[Records from a collection]
>> Begin

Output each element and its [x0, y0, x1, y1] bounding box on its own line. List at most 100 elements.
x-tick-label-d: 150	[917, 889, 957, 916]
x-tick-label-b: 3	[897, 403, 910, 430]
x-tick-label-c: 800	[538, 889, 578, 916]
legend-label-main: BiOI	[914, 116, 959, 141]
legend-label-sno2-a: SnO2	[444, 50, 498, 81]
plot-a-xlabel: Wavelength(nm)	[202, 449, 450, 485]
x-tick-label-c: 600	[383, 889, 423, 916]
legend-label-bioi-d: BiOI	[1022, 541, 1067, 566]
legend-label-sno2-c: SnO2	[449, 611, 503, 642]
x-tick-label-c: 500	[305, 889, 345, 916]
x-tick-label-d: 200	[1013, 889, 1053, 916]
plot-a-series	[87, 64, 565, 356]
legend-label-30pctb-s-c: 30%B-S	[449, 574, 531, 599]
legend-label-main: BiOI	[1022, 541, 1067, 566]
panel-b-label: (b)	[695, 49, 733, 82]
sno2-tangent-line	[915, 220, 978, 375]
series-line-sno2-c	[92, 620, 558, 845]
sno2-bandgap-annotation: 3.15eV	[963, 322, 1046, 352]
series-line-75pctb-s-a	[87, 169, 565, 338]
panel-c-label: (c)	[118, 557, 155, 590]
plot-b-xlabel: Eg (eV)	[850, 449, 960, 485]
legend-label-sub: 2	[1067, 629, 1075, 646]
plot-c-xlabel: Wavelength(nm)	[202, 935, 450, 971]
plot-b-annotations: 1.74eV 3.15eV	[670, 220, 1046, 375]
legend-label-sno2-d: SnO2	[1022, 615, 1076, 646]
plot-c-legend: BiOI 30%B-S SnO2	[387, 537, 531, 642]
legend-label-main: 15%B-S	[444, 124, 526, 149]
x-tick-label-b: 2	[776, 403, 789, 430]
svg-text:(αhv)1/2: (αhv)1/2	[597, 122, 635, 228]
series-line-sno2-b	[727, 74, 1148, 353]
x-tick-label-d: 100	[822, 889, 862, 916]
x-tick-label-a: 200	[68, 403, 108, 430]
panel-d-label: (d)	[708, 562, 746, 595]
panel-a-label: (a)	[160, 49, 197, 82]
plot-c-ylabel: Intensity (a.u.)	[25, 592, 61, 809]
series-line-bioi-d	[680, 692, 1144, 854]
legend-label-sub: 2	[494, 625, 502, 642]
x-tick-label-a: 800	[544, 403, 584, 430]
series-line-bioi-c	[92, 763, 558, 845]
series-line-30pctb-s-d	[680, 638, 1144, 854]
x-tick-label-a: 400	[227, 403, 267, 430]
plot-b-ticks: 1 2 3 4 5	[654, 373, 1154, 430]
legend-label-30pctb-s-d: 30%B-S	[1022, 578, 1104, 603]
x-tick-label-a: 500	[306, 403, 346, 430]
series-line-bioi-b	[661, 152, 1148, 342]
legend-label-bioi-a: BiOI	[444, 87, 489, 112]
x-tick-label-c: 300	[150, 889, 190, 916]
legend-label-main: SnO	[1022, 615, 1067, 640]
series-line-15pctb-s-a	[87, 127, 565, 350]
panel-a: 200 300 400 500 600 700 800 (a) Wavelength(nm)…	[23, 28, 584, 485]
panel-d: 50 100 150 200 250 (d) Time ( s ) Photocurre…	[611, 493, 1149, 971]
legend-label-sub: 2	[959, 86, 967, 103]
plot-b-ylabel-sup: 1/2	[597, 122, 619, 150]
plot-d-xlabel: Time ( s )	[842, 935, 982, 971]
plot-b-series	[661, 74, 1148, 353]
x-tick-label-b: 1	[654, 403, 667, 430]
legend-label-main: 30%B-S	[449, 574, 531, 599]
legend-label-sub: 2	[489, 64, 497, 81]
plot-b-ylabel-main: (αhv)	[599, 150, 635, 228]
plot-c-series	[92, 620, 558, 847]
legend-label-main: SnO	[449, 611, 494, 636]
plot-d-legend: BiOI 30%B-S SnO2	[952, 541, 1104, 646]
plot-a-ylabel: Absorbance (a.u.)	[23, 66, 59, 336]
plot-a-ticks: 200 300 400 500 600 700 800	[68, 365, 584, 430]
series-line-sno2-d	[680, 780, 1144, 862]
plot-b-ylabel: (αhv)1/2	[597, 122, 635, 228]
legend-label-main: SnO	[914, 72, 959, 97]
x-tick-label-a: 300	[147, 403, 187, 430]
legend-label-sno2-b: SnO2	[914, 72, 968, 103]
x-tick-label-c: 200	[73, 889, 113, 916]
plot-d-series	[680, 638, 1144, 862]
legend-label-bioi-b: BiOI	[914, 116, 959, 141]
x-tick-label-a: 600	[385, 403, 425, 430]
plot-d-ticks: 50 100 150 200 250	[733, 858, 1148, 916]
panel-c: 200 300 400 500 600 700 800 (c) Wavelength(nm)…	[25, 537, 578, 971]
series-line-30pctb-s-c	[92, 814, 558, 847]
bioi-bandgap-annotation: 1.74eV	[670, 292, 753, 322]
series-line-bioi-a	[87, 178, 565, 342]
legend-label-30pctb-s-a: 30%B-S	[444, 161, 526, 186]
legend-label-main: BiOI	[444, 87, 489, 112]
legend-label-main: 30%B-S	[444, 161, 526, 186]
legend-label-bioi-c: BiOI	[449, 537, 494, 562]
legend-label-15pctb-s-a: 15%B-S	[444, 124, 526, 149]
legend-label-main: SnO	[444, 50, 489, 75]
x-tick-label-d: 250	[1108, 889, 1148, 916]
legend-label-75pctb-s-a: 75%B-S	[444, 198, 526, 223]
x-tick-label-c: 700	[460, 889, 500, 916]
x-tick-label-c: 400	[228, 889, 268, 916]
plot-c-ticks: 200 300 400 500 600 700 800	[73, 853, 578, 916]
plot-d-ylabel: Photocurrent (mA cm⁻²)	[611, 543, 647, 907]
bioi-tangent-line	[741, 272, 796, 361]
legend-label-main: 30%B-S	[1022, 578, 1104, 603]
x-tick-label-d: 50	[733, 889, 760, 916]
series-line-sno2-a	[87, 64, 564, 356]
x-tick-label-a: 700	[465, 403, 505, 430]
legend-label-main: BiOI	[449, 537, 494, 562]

>> End

WHAT THE TASK ASKS:
Write out the lines of the material from its first line through the line that contains "889, 1053, 916]" as a numbered list, leaving out any blank lines.

RESPONSE TO THIS TASK:
1. Output each element and its [x0, y0, x1, y1] bounding box on its own line. List at most 100 elements.
2. x-tick-label-d: 150	[917, 889, 957, 916]
3. x-tick-label-b: 3	[897, 403, 910, 430]
4. x-tick-label-c: 800	[538, 889, 578, 916]
5. legend-label-main: BiOI	[914, 116, 959, 141]
6. legend-label-sno2-a: SnO2	[444, 50, 498, 81]
7. plot-a-xlabel: Wavelength(nm)	[202, 449, 450, 485]
8. x-tick-label-c: 600	[383, 889, 423, 916]
9. legend-label-bioi-d: BiOI	[1022, 541, 1067, 566]
10. legend-label-sno2-c: SnO2	[449, 611, 503, 642]
11. x-tick-label-c: 500	[305, 889, 345, 916]
12. x-tick-label-d: 200	[1013, 889, 1053, 916]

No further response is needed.